_What is needed_
Copy every line of the data that includes the string "аварийного".

(Dataset items)
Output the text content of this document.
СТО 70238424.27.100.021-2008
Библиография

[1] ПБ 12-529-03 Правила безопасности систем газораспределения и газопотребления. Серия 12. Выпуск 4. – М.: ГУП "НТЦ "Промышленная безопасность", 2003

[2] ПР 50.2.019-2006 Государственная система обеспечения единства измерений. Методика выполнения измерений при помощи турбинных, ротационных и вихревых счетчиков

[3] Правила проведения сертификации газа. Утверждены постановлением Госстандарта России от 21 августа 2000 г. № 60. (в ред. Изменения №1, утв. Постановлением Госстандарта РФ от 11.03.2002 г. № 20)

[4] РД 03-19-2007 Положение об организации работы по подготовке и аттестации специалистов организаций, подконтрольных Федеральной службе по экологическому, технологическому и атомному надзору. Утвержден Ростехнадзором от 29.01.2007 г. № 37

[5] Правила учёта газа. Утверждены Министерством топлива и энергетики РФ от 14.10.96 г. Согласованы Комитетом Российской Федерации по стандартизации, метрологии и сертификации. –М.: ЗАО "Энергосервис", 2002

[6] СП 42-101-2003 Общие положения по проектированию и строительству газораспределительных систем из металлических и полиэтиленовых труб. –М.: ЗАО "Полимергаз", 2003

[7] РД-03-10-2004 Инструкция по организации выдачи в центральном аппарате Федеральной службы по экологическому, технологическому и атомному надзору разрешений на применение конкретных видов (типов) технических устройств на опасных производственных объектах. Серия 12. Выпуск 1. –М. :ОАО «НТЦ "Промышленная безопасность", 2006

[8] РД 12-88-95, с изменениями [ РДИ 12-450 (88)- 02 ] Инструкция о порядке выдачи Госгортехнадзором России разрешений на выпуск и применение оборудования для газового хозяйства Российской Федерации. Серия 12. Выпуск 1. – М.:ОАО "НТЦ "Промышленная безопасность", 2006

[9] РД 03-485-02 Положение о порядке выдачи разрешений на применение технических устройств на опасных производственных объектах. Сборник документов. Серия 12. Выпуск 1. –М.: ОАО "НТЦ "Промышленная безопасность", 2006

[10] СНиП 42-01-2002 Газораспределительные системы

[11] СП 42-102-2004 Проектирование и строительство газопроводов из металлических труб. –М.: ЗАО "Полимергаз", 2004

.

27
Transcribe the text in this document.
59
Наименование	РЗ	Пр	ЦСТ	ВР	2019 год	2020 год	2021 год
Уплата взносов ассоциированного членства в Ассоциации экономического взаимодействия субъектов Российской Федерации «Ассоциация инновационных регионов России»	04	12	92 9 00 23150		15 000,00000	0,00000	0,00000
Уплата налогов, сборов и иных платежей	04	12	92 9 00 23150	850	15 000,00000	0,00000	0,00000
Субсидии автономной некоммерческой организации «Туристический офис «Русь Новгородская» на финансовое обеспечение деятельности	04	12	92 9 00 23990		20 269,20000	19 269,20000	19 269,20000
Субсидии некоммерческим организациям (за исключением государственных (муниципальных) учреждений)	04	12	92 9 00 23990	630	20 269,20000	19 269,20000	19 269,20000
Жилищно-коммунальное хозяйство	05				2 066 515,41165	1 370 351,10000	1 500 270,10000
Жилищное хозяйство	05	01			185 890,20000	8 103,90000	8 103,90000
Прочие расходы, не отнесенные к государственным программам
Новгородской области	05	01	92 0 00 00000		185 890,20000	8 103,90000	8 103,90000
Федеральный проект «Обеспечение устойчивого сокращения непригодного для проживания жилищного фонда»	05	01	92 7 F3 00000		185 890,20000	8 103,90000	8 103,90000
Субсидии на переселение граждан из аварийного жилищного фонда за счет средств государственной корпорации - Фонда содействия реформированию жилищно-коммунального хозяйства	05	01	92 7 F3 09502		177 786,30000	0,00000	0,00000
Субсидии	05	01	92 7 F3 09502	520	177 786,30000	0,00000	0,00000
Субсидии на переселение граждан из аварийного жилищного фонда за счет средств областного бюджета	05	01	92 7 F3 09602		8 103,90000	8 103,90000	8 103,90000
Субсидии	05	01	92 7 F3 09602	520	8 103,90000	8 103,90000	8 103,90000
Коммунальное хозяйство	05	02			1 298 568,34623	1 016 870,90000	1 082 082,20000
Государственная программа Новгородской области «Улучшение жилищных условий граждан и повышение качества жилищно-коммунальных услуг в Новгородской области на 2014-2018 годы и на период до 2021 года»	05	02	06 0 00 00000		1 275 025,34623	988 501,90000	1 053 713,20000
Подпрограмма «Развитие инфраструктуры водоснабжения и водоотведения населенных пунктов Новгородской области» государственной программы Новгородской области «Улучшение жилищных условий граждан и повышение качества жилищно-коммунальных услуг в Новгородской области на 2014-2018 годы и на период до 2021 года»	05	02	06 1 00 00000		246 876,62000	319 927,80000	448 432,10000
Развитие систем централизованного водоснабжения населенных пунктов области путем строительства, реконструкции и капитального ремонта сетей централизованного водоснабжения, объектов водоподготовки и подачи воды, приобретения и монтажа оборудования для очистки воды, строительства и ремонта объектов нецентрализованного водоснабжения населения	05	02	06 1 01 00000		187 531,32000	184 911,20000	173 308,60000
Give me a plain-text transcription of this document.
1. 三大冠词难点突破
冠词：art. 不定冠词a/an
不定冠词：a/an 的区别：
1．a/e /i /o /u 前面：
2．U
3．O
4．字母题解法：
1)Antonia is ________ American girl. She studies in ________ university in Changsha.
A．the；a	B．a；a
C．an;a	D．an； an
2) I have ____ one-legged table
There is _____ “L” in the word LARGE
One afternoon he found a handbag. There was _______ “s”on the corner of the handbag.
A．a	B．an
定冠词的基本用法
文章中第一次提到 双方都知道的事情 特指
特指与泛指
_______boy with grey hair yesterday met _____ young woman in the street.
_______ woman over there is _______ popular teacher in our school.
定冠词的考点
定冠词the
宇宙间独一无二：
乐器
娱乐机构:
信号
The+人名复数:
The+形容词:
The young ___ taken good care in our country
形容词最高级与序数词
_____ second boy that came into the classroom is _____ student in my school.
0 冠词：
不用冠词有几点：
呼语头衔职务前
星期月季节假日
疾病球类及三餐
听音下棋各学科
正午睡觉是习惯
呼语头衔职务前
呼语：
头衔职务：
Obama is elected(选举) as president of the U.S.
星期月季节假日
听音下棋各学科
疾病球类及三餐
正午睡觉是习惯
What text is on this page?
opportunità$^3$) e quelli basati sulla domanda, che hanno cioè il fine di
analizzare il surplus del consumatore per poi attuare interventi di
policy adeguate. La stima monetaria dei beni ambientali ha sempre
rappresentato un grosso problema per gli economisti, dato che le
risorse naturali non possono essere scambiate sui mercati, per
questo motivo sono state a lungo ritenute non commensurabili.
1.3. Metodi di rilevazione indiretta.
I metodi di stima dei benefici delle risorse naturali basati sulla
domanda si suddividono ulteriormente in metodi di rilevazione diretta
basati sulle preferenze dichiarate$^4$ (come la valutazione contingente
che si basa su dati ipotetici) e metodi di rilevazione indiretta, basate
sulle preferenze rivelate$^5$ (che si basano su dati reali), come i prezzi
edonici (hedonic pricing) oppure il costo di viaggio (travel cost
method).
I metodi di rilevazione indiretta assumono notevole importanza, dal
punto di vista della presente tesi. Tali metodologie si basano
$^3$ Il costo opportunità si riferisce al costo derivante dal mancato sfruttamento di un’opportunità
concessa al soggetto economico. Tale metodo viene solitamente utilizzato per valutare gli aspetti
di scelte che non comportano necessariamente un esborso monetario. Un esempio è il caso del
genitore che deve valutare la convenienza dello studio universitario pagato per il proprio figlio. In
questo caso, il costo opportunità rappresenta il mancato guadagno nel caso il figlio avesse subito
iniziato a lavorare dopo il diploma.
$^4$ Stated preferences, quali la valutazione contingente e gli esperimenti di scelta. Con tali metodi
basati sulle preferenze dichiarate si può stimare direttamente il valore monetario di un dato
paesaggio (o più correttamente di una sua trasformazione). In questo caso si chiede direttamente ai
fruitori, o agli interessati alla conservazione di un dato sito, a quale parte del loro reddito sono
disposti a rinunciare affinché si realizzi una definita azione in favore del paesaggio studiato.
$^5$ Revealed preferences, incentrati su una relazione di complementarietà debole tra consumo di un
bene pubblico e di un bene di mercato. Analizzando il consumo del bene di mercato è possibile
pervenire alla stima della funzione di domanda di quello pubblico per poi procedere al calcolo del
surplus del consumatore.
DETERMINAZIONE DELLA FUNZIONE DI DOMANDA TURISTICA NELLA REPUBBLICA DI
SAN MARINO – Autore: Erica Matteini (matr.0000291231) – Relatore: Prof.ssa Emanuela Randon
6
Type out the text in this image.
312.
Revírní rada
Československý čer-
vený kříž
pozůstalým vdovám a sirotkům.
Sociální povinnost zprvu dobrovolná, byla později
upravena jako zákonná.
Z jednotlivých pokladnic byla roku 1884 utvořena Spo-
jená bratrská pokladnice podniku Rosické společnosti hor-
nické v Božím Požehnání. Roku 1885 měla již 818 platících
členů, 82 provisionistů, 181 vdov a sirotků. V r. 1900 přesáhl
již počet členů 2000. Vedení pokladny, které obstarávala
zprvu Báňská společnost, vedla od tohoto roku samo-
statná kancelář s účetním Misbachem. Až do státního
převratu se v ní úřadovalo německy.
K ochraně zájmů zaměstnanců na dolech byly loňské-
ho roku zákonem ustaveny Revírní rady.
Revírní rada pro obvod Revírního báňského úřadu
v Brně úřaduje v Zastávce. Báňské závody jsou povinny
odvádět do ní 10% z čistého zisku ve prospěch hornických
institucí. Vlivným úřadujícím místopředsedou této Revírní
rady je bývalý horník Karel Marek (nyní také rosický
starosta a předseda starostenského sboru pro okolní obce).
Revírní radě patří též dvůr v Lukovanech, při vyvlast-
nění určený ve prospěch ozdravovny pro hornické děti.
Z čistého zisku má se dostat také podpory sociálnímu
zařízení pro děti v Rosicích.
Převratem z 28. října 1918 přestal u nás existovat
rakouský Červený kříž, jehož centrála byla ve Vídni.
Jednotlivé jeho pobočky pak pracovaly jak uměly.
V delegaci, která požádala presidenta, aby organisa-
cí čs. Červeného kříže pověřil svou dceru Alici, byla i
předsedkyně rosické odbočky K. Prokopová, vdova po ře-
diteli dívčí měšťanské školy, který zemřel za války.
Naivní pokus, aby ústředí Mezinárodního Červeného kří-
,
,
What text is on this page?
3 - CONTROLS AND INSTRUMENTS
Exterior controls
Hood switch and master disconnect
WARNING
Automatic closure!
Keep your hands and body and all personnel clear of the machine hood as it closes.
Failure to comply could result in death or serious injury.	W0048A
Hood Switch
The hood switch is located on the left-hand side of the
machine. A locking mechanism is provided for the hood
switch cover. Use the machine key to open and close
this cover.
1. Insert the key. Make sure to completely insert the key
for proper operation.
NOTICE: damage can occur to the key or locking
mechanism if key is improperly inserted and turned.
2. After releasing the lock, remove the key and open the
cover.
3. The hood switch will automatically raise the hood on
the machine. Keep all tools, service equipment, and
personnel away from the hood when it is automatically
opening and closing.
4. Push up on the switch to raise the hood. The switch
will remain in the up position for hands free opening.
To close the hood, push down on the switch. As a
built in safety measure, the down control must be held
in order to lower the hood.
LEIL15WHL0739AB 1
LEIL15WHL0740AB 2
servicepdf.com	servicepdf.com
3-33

_Result for this exercise_
Субсидии на переселение граждан из аварийного жилищного фонда за счет средств государственной корпорации - Фонда содействия реформированию жилищно-коммунального хозяйства	05	01	92 7 F3 09502		177 786,30000	0,00000	0,00000
Субсидии на переселение граждан из аварийного жилищного фонда за счет средств областного бюджета	05	01	92 7 F3 09602		8 103,90000	8 103,90000	8 103,90000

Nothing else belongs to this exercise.